• [Stated task] Check each line of the records below and collect those holding "centers".

>> BEGIN

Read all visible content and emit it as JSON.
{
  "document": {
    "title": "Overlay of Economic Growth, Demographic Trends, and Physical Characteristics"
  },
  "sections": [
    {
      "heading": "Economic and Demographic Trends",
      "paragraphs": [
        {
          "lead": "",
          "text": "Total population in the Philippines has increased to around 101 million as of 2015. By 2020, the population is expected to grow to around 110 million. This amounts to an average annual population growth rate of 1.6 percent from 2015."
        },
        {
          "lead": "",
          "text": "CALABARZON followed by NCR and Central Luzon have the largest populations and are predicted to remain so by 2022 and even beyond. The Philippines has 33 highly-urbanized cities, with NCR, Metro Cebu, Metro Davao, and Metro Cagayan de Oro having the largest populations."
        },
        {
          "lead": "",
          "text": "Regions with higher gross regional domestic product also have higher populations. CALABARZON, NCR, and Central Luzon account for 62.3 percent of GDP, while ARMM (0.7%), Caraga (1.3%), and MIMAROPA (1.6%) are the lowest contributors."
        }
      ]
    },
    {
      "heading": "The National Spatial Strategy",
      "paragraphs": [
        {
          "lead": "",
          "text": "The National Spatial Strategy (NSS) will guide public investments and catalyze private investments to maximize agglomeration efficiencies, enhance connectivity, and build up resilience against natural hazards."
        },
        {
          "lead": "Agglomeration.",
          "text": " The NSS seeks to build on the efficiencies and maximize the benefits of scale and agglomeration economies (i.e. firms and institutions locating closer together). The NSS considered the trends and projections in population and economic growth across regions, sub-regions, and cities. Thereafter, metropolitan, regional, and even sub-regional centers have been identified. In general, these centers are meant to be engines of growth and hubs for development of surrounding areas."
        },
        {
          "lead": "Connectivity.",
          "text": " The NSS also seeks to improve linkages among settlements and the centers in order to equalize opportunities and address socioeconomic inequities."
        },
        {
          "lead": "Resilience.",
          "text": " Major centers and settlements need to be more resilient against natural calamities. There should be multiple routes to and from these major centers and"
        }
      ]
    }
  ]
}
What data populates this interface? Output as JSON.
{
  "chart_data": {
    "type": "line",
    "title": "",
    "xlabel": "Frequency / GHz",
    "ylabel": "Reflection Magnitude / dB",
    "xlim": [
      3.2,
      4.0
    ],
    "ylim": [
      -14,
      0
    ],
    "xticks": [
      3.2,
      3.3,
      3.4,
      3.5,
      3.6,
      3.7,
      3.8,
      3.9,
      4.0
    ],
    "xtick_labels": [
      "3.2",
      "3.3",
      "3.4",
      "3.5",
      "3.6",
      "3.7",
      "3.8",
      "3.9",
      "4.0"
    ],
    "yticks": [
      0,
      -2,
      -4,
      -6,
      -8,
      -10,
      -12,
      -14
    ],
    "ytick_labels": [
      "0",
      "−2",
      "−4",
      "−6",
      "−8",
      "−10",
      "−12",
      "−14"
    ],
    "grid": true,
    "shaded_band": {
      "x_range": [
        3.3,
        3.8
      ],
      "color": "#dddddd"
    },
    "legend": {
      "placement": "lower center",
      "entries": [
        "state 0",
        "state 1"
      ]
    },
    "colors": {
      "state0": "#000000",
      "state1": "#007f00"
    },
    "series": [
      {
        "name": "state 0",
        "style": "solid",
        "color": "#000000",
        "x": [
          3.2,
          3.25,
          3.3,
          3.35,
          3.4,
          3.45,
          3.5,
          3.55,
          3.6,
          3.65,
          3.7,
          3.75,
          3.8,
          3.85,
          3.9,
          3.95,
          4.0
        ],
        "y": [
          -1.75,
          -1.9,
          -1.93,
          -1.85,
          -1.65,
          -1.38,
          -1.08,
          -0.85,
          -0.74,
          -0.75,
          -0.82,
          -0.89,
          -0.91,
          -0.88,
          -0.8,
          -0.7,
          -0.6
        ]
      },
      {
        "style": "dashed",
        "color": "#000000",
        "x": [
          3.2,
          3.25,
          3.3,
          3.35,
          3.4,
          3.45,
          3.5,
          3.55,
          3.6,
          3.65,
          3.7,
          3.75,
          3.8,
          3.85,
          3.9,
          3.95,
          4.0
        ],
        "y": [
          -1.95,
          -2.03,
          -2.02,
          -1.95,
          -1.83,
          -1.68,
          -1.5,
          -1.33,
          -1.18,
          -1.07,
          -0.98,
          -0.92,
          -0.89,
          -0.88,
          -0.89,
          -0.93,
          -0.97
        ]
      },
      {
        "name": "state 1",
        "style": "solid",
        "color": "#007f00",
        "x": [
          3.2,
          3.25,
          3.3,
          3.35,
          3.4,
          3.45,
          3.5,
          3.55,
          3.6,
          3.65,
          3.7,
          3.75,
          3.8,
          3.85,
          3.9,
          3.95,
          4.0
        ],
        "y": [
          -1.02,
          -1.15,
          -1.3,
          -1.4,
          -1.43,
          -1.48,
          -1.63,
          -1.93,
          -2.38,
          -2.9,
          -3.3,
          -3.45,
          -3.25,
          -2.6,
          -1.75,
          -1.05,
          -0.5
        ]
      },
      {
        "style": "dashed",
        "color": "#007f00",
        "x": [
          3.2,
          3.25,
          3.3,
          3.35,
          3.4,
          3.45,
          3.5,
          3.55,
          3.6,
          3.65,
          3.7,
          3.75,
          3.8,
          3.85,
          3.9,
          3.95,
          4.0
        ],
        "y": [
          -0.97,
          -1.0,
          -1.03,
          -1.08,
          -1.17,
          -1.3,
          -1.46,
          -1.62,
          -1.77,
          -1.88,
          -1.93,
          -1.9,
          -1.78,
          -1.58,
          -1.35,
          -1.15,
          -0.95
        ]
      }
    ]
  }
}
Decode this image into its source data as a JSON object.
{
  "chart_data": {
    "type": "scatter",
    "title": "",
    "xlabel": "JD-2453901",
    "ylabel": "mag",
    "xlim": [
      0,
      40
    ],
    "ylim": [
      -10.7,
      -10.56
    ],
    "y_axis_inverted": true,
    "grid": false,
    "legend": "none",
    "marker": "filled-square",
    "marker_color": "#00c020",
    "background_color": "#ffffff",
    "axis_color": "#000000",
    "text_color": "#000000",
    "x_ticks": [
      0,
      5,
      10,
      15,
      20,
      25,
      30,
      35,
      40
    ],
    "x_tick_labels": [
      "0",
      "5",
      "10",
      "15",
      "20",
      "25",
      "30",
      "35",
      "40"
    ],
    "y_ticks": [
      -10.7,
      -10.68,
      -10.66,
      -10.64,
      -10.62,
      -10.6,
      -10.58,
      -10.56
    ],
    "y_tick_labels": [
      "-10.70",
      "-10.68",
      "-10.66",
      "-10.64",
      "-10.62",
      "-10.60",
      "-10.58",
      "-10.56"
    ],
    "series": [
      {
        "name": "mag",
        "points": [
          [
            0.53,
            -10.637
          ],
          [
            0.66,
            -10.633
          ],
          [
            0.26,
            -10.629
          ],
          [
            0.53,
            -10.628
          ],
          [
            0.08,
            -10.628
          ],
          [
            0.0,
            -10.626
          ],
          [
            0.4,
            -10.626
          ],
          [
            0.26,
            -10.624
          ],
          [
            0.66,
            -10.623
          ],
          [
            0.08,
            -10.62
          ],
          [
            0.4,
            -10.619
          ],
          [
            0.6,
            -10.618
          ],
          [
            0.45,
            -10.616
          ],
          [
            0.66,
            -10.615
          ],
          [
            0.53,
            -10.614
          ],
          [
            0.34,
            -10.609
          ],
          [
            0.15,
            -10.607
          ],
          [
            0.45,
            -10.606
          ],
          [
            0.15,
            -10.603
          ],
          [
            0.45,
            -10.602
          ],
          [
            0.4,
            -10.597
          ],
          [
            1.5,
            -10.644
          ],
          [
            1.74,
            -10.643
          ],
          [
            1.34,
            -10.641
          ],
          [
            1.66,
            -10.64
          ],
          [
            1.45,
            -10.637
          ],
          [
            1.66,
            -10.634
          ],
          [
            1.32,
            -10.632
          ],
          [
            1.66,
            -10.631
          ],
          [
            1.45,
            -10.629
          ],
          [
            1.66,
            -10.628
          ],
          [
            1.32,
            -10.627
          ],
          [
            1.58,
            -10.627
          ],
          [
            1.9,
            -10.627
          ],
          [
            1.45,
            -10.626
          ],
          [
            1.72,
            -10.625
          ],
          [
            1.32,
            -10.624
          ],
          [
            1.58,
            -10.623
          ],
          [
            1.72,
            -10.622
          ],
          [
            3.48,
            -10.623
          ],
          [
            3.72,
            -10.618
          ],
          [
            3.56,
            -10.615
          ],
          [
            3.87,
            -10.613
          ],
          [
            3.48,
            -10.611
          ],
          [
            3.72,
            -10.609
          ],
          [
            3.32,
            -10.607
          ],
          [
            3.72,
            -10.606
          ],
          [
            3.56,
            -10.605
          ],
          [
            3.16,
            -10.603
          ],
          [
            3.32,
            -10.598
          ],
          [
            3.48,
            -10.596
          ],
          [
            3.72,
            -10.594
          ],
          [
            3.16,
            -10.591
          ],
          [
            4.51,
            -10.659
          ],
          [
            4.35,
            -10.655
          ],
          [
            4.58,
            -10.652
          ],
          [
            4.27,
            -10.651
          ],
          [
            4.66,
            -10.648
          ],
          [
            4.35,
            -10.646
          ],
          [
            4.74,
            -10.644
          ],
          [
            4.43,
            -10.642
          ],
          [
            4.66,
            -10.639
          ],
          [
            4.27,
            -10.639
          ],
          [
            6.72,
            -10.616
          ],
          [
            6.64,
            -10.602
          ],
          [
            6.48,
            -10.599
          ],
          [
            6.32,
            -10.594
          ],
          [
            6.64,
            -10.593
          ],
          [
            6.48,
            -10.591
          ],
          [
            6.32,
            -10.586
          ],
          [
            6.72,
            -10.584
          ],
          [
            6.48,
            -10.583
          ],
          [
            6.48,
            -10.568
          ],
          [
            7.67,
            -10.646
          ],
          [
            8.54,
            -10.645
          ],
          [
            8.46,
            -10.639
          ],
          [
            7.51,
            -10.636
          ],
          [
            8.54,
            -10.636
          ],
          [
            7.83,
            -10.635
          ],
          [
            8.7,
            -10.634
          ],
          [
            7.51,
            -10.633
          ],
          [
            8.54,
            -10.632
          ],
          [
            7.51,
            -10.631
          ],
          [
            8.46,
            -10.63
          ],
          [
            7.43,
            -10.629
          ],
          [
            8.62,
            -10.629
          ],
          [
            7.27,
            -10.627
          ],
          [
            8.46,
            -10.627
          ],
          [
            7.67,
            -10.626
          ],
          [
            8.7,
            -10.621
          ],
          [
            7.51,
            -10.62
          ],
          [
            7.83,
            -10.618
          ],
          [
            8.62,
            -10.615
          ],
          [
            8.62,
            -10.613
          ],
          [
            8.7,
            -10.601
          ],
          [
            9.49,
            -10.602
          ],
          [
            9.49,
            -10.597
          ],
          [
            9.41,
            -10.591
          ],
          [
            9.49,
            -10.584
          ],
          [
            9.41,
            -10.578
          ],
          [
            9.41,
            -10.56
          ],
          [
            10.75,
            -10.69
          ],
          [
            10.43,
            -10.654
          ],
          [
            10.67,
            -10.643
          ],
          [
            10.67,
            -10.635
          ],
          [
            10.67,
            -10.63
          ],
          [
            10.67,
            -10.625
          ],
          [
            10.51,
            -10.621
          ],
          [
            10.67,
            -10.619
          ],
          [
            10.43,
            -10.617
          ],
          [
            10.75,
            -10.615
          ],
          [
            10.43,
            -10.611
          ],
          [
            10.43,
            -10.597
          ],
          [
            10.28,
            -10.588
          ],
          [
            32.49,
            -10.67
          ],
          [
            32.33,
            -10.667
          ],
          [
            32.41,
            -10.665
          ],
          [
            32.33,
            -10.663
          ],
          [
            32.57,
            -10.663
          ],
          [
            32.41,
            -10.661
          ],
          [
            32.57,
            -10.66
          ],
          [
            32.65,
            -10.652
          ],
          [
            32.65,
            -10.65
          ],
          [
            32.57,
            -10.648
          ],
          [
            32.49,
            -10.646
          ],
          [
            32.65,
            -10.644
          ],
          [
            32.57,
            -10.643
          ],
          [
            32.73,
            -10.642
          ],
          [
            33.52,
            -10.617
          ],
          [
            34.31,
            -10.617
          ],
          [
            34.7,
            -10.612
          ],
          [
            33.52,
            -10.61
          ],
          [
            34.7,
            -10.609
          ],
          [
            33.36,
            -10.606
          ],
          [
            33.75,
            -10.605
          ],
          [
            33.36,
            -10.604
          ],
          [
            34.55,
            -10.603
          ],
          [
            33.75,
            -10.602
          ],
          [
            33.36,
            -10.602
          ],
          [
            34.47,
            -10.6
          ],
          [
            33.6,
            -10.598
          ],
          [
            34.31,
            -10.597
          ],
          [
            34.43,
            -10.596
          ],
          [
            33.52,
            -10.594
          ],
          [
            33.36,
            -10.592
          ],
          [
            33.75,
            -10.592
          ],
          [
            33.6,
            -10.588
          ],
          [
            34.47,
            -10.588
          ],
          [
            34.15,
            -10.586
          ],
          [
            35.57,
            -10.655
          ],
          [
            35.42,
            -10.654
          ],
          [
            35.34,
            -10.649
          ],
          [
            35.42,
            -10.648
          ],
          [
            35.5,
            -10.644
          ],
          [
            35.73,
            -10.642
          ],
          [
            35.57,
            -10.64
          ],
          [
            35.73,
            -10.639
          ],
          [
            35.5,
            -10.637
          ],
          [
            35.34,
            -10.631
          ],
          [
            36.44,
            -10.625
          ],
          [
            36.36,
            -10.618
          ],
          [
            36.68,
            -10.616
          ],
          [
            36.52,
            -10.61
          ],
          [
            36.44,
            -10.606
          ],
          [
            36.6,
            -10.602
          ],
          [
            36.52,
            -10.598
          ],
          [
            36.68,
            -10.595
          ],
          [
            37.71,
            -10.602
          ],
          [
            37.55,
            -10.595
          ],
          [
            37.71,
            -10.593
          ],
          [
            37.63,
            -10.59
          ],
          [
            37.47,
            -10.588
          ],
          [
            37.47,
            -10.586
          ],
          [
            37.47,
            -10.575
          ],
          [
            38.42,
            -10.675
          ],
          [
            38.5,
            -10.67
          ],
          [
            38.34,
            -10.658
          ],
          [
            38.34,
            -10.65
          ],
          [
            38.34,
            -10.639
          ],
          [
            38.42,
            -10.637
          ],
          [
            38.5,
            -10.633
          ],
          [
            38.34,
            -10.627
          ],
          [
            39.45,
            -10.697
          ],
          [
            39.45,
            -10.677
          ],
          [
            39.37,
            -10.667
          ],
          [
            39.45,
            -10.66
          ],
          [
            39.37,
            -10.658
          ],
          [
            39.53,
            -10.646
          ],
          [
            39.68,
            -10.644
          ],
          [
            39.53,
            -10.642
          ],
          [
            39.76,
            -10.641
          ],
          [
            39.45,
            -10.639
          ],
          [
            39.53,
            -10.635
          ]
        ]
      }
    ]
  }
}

>> END

• [Solved exercise]
          "text": " The NSS seeks to build on the efficiencies and maximize the benefits of scale and agglomeration economies (i.e. firms and institutions locating closer together). The NSS considered the trends and projections in population and economic growth across regions, sub-regions, and cities. Thereafter, metropolitan, regional, and even sub-regional centers have been identified. In general, these centers are meant to be engines of growth and hubs for development of surrounding areas."
          "text": " The NSS also seeks to improve linkages among settlements and the centers in order to equalize opportunities and address socioeconomic inequities."
          "text": " Major centers and settlements need to be more resilient against natural calamities. There should be multiple routes to and from these major centers and"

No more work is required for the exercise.